- **Task details**
Search the records for the word "قرار" and report each line that has it.

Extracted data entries

━━━━━━━━━━

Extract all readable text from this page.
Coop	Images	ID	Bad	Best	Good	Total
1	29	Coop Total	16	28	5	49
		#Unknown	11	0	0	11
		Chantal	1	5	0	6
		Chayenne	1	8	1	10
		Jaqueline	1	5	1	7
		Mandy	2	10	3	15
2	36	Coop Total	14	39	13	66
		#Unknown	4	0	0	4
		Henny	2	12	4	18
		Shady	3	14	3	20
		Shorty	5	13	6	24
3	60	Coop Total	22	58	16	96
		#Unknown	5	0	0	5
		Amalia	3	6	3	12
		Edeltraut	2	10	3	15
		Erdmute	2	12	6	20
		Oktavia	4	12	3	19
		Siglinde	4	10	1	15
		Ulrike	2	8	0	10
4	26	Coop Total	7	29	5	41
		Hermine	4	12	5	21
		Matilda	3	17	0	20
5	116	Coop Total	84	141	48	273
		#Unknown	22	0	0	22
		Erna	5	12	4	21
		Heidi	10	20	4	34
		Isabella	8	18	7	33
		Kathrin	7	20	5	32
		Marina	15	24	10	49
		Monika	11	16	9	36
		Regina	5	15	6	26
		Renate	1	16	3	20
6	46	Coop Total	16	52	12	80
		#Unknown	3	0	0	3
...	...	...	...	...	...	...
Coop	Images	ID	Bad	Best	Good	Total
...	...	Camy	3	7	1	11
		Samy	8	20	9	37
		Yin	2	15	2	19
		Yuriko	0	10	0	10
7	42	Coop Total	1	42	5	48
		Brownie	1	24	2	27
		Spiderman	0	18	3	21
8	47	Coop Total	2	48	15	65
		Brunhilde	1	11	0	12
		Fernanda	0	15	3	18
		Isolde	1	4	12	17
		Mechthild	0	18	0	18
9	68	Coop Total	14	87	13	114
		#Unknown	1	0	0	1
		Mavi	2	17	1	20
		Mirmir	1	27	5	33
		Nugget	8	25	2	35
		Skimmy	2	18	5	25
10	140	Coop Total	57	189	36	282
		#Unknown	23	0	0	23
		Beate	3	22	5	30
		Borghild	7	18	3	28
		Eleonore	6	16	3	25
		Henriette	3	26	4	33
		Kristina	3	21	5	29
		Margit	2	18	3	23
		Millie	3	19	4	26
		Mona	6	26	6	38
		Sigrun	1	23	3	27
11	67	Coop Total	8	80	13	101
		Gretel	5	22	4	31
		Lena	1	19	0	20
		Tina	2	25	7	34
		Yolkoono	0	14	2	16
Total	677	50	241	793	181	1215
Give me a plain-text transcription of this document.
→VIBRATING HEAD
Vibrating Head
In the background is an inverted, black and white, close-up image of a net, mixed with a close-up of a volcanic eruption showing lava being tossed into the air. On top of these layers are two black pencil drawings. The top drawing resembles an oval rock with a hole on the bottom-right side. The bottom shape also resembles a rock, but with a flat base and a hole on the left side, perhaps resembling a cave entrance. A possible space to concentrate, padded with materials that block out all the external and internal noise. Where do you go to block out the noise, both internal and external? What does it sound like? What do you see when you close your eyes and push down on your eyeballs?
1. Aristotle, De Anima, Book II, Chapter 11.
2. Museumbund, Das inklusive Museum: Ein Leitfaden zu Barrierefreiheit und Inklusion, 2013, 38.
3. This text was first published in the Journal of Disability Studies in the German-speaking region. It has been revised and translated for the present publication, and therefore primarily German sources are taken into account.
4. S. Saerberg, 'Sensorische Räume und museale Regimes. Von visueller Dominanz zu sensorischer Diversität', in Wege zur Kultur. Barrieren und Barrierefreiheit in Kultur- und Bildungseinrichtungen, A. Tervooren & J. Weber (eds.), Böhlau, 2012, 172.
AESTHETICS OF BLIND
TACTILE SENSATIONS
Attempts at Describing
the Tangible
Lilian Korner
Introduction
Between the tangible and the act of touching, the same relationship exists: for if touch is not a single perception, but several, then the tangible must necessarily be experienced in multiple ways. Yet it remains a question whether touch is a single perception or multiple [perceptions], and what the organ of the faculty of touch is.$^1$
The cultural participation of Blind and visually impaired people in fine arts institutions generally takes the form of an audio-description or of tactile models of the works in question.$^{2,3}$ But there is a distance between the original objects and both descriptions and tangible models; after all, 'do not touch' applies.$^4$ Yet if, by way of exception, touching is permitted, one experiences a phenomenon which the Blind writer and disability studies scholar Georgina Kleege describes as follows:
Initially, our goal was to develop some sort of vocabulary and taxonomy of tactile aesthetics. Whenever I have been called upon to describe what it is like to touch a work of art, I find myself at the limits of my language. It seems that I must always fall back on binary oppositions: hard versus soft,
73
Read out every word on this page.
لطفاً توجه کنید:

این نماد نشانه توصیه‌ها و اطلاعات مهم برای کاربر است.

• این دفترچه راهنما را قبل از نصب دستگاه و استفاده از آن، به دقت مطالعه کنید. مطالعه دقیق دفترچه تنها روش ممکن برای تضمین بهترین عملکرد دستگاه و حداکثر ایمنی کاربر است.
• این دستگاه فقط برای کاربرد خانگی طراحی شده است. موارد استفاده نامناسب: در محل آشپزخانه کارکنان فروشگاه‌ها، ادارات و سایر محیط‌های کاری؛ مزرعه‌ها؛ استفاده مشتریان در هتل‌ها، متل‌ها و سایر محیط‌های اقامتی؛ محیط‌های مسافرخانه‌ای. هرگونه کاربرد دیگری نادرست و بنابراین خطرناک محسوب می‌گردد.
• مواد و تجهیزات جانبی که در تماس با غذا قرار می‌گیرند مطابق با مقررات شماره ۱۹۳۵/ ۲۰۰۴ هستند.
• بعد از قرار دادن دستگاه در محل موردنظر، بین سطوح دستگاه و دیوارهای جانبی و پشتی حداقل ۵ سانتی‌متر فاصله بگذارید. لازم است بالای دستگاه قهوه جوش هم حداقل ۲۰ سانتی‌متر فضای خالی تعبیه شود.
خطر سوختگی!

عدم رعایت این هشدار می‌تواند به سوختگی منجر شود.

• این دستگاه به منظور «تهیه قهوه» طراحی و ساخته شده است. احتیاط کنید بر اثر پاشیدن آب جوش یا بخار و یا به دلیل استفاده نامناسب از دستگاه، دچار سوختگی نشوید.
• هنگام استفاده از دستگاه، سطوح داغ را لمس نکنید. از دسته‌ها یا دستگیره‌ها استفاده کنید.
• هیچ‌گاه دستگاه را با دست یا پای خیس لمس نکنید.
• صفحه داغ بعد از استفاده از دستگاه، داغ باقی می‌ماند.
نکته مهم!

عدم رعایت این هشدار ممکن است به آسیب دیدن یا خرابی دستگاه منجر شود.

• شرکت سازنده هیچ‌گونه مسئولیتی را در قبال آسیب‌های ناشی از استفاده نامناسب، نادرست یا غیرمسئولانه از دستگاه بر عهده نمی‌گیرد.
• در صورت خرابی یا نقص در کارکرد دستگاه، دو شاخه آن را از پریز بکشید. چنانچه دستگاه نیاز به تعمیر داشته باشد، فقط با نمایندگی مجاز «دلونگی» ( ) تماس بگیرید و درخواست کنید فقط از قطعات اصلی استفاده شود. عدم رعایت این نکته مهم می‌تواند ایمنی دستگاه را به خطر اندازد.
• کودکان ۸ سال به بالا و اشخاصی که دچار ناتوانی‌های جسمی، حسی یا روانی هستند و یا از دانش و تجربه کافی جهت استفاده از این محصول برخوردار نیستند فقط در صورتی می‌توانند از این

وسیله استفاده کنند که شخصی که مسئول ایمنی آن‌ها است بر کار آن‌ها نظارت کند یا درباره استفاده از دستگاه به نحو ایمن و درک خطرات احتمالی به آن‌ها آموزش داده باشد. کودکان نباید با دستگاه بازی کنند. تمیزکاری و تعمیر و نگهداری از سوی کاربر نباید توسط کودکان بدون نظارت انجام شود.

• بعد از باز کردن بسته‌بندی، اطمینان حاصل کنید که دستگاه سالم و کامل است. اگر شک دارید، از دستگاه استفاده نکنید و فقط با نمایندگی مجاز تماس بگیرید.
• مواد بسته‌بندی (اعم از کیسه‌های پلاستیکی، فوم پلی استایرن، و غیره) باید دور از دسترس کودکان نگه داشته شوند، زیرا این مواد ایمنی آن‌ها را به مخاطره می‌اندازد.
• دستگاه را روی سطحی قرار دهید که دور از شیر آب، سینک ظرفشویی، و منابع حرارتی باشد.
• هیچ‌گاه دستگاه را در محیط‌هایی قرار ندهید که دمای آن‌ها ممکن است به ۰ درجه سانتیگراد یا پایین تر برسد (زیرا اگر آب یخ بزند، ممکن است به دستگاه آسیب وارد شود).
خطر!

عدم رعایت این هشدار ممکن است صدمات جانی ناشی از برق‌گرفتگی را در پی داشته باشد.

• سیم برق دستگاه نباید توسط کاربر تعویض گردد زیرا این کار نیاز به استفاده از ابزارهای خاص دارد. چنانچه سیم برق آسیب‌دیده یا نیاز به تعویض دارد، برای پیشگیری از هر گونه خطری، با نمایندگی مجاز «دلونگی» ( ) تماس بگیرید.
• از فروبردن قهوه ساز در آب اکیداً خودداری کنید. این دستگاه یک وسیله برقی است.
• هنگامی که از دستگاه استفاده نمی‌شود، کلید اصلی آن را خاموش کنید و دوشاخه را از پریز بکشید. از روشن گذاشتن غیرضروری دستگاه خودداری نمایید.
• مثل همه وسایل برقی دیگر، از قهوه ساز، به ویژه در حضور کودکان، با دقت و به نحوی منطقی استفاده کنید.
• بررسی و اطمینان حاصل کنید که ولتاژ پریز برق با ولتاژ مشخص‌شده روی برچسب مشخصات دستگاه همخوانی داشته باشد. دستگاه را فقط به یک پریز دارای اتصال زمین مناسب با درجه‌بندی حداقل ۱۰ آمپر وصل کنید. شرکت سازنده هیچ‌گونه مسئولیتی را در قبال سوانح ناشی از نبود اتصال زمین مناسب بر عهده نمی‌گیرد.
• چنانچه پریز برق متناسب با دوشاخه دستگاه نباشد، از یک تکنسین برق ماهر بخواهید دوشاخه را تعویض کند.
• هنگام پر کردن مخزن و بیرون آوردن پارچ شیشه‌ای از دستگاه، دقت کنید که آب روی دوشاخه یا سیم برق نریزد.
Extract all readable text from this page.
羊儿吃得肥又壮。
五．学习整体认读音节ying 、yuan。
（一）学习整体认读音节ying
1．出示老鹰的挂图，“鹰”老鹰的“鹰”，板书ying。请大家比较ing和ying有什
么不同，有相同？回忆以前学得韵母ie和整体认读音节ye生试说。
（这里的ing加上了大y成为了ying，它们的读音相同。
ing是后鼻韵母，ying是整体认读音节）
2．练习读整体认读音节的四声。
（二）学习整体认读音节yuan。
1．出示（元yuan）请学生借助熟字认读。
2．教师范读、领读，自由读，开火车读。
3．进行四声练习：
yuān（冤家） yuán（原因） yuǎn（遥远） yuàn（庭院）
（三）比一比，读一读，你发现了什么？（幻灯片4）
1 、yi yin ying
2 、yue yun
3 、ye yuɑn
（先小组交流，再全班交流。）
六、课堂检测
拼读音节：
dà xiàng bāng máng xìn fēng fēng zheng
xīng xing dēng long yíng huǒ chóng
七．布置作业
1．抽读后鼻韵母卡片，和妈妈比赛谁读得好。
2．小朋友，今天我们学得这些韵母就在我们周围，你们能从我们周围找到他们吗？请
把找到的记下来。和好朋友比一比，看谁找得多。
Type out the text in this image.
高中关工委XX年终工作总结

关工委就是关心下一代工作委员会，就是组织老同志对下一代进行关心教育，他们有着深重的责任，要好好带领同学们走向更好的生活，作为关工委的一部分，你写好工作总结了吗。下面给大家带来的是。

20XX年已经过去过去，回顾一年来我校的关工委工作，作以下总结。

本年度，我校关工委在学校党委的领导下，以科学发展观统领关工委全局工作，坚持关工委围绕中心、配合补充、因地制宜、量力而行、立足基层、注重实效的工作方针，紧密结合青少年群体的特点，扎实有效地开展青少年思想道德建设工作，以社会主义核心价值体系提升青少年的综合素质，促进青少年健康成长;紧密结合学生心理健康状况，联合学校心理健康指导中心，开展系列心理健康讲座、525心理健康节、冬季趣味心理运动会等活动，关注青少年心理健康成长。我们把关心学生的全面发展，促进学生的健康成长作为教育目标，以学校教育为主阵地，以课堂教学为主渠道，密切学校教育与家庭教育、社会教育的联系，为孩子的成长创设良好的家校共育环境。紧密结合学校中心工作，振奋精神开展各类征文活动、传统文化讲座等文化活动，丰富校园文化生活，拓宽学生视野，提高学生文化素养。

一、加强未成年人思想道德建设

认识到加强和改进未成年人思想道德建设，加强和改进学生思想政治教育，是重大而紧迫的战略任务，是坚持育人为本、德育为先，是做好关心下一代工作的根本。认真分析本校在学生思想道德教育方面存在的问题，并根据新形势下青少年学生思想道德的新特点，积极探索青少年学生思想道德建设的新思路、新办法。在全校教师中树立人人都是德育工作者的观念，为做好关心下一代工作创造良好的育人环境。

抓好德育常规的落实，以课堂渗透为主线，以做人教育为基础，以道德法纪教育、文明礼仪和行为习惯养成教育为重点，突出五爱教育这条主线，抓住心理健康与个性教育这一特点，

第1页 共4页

━━━━━━━━━━

- **Output**
• مواد و تجهیزات جانبی که در تماس با غذا قرار می‌گیرند مطابق با مقررات شماره ۱۹۳۵/ ۲۰۰۴ هستند.
• بعد از قرار دادن دستگاه در محل موردنظر، بین سطوح دستگاه و دیوارهای جانبی و پشتی حداقل ۵ سانتی‌متر فاصله بگذارید. لازم است بالای دستگاه قهوه جوش هم حداقل ۲۰ سانتی‌متر فضای خالی تعبیه شود.
• دستگاه را روی سطحی قرار دهید که دور از شیر آب، سینک ظرفشویی، و منابع حرارتی باشد.
• هیچ‌گاه دستگاه را در محیط‌هایی قرار ندهید که دمای آن‌ها ممکن است به ۰ درجه سانتیگراد یا پایین تر برسد (زیرا اگر آب یخ بزند، ممکن است به دستگاه آسیب وارد شود).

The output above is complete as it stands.